[Items from a data source]
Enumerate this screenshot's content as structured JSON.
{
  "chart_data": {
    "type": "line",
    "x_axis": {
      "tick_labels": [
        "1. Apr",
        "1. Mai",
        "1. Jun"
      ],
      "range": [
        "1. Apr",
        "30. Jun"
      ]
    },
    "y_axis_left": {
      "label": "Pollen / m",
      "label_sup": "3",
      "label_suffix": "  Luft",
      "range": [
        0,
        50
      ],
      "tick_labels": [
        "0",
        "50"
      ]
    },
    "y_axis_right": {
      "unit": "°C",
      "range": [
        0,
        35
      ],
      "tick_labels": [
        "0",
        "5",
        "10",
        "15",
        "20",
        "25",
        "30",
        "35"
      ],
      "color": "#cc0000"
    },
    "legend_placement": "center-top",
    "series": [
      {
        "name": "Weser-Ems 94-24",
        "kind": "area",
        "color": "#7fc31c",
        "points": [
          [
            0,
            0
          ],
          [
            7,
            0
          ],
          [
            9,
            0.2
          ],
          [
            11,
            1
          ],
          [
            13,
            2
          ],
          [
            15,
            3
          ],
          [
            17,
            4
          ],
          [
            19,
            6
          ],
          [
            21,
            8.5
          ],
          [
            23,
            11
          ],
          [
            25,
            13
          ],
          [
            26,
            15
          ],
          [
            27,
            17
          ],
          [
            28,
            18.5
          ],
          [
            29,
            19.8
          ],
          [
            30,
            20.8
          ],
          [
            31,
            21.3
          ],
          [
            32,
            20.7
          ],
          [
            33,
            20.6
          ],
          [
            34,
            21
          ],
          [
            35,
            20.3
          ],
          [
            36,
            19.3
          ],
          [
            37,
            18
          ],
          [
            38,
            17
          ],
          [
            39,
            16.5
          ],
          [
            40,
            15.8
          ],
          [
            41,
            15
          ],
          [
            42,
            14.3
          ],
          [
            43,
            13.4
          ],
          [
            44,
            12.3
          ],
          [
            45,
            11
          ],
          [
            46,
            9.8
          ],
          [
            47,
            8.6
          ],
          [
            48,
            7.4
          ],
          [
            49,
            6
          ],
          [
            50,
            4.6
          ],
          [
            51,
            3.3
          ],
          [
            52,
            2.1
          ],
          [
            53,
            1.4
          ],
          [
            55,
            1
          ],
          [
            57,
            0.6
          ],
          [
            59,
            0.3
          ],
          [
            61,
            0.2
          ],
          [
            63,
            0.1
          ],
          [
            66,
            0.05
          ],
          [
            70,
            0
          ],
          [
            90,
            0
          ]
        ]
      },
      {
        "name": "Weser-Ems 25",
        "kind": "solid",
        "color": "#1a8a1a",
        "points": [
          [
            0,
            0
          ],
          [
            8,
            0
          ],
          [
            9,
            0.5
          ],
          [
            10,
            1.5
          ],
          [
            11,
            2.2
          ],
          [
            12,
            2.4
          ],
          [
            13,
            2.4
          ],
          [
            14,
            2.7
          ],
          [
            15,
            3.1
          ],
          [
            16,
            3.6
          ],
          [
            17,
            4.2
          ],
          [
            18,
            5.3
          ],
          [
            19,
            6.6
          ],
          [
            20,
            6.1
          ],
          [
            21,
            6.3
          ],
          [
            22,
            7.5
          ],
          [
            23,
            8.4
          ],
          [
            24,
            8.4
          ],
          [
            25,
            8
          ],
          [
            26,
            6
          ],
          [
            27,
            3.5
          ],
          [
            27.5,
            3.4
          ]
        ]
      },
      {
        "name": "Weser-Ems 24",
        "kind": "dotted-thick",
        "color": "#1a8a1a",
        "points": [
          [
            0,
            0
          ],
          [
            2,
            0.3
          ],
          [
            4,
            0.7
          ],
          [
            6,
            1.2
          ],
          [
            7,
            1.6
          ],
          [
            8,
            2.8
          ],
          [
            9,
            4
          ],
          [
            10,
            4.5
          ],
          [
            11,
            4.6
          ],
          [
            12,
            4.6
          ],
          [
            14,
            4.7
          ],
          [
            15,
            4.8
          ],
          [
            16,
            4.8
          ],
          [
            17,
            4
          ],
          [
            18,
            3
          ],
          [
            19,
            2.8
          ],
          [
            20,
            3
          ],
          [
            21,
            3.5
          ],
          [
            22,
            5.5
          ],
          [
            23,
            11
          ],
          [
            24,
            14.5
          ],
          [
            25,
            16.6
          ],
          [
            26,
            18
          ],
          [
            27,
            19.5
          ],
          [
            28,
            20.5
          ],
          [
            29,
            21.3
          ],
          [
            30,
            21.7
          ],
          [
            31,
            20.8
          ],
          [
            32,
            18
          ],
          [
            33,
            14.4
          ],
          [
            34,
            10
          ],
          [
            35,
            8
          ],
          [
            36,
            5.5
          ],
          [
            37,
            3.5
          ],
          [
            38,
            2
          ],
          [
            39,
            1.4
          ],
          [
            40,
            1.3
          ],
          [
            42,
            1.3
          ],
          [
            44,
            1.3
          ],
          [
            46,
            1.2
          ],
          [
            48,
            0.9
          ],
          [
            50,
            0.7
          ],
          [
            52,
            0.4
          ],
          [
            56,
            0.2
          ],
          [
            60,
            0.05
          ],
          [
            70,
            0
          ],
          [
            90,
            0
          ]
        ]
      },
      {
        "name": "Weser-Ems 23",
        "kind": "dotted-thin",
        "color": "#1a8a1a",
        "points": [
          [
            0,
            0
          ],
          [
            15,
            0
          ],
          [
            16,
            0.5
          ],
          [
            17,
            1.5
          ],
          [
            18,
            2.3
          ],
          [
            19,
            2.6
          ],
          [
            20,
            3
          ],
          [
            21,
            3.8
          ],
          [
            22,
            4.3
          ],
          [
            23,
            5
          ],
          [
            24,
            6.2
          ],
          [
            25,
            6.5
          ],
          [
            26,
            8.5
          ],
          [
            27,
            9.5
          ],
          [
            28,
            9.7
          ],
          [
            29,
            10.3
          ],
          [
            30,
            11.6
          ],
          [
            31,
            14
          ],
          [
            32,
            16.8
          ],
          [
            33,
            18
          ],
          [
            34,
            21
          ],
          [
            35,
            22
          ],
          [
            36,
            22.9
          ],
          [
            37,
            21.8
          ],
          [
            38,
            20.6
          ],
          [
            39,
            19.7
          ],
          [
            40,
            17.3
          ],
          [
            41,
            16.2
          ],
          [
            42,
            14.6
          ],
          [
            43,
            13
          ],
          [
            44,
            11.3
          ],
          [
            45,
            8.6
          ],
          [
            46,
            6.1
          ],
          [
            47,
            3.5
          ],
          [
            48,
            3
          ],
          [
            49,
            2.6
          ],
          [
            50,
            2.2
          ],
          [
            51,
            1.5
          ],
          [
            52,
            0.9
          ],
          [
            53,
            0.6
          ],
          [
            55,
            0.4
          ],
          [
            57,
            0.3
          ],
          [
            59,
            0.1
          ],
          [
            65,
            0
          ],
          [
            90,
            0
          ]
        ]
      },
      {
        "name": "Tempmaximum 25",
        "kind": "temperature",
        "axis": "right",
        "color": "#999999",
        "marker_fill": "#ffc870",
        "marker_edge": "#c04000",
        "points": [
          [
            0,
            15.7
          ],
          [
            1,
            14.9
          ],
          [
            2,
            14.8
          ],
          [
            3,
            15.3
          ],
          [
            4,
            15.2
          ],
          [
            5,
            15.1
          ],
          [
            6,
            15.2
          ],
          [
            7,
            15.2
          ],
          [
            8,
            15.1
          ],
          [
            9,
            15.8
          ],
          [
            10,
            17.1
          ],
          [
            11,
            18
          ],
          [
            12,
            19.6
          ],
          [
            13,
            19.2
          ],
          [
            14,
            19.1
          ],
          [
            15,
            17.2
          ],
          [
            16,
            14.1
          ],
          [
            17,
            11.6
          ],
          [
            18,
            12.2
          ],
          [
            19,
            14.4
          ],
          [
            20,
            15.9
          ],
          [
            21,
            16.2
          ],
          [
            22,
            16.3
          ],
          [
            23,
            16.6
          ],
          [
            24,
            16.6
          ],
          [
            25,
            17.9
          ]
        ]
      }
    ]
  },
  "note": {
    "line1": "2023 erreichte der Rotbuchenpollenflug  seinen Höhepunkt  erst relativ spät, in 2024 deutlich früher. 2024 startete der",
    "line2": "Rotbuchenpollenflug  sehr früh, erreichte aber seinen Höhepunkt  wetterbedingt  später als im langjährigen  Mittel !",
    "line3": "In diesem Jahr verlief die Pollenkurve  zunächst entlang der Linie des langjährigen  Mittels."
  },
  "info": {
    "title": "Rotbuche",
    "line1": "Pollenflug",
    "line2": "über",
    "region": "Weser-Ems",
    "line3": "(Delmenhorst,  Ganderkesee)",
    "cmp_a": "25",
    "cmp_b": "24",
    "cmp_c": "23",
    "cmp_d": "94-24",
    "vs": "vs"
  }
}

What the task requires: Pull out all lines in the data above that include "seinen".

Exercise response:
    "line1": "2023 erreichte der Rotbuchenpollenflug  seinen Höhepunkt  erst relativ spät, in 2024 deutlich früher. 2024 startete der",
    "line2": "Rotbuchenpollenflug  sehr früh, erreichte aber seinen Höhepunkt  wetterbedingt  später als im langjährigen  Mittel !",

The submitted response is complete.